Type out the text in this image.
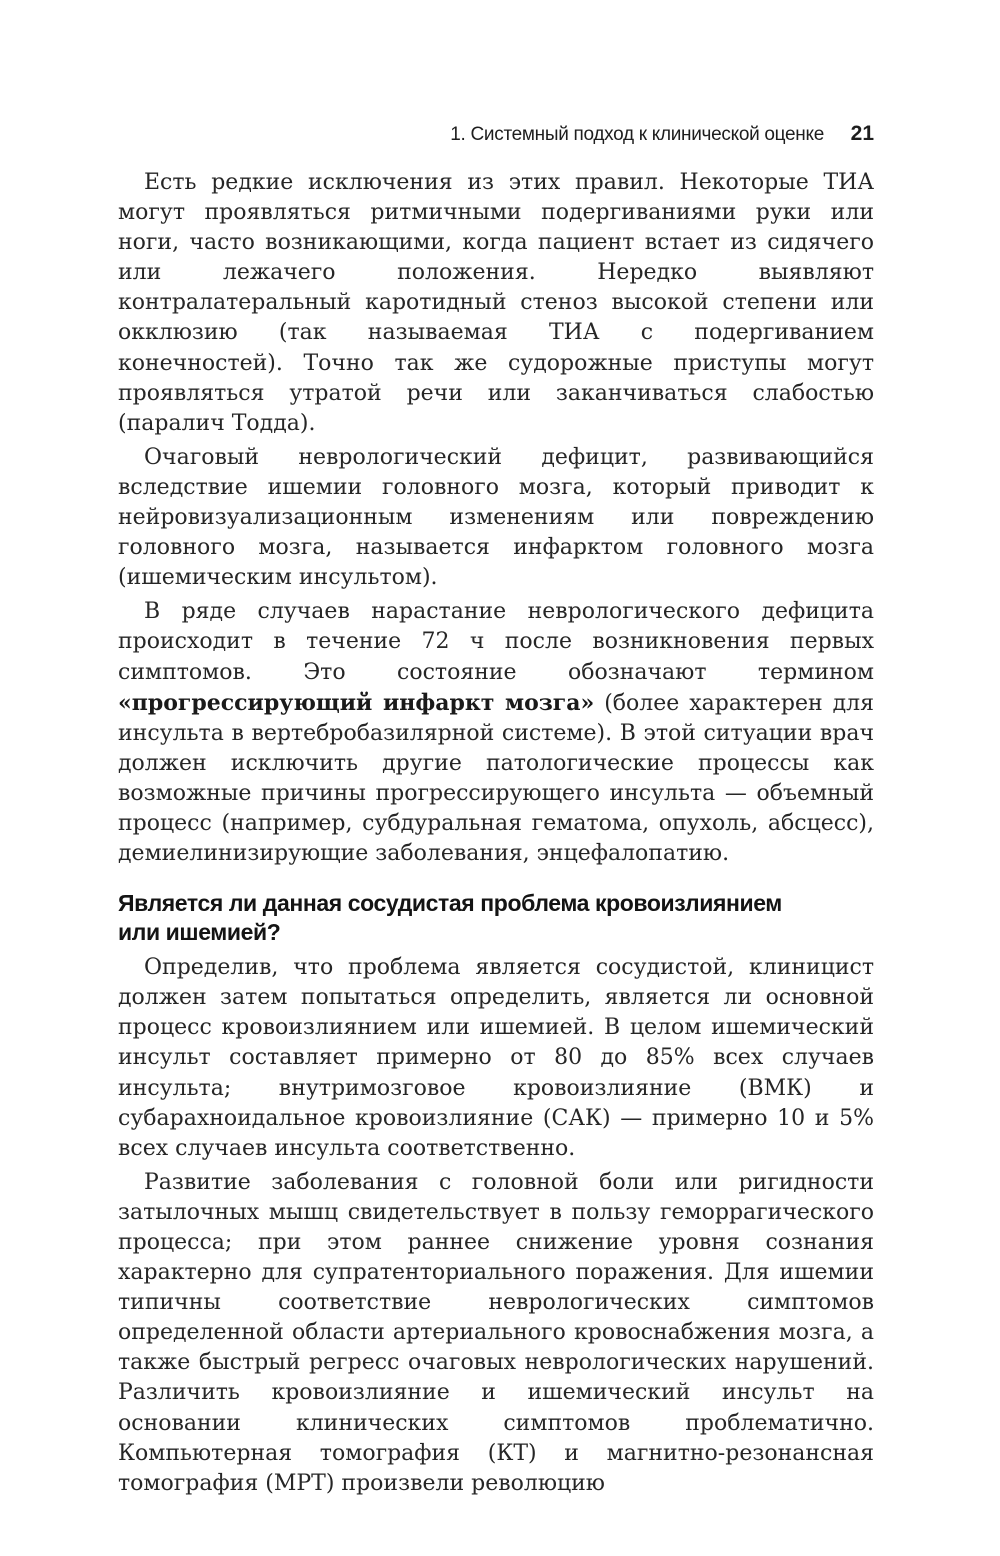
1. Системный подход к клинической оценке 21

Есть редкие исключения из этих правил. Некоторые ТИА могут проявляться ритмичными подергиваниями руки или ноги, часто возникающими, когда пациент встает из сидячего или лежачего положения. Нередко выявляют контралатеральный каротидный стеноз высокой степени или окклюзию (так называемая ТИА с подергиванием конечностей). Точно так же судорожные приступы могут проявляться утратой речи или заканчиваться слабостью (паралич Тодда).

Очаговый неврологический дефицит, развивающийся вследствие ишемии головного мозга, который приводит к нейровизуализационным изменениям или повреждению головного мозга, называется инфарктом головного мозга (ишемическим инсультом).

В ряде случаев нарастание неврологического дефицита происходит в течение 72 ч после возникновения первых симптомов. Это состояние обозначают термином «прогрессирующий инфаркт мозга» (более характерен для инсульта в вертебробазилярной системе). В этой ситуации врач должен исключить другие патологические процессы как возможные причины прогрессирующего инсульта — объемный процесс (например, субдуральная гематома, опухоль, абсцесс), демиелинизирующие заболевания, энцефалопатию.

Является ли данная сосудистая проблема кровоизлиянием
или ишемией?

Определив, что проблема является сосудистой, клиницист должен затем попытаться определить, является ли основной процесс кровоизлиянием или ишемией. В целом ишемический инсульт составляет примерно от 80 до 85% всех случаев инсульта; внутримозговое кровоизлияние (ВМК) и субарахноидальное кровоизлияние (САК) — примерно 10 и 5% всех случаев инсульта соответственно.

Развитие заболевания с головной боли или ригидности затылочных мышц свидетельствует в пользу геморрагического процесса; при этом раннее снижение уровня сознания характерно для супратенториального поражения. Для ишемии типичны соответствие неврологических симптомов определенной области артериального кровоснабжения мозга, а также быстрый регресс очаговых неврологических нарушений. Различить кровоизлияние и ишемический инсульт на основании клинических симптомов проблематично. Компьютерная томография (КТ) и магнитно-резонансная томография (МРТ) произвели революцию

----

_TASK:_
Copy out each line of the data containing the string "мозга".

_ANSWER TO THE PROBLEM:_
Очаговый неврологический дефицит, развивающийся вследствие ишемии головного мозга, который приводит к нейровизуализационным изменениям или повреждению головного мозга, называется инфарктом головного мозга (ишемическим инсультом).
В ряде случаев нарастание неврологического дефицита происходит в течение 72 ч после возникновения первых симптомов. Это состояние обозначают термином «прогрессирующий инфаркт мозга» (более характерен для инсульта в вертебробазилярной системе). В этой ситуации врач должен исключить другие патологические процессы как возможные причины прогрессирующего инсульта — объемный процесс (например, субдуральная гематома, опухоль, абсцесс), демиелинизирующие заболевания, энцефалопатию.
Развитие заболевания с головной боли или ригидности затылочных мышц свидетельствует в пользу геморрагического процесса; при этом раннее снижение уровня сознания характерно для супратенториального поражения. Для ишемии типичны соответствие неврологических симптомов определенной области артериального кровоснабжения мозга, а также быстрый регресс очаговых неврологических нарушений. Различить кровоизлияние и ишемический инсульт на основании клинических симптомов проблематично. Компьютерная томография (КТ) и магнитно-резонансная томография (МРТ) произвели революцию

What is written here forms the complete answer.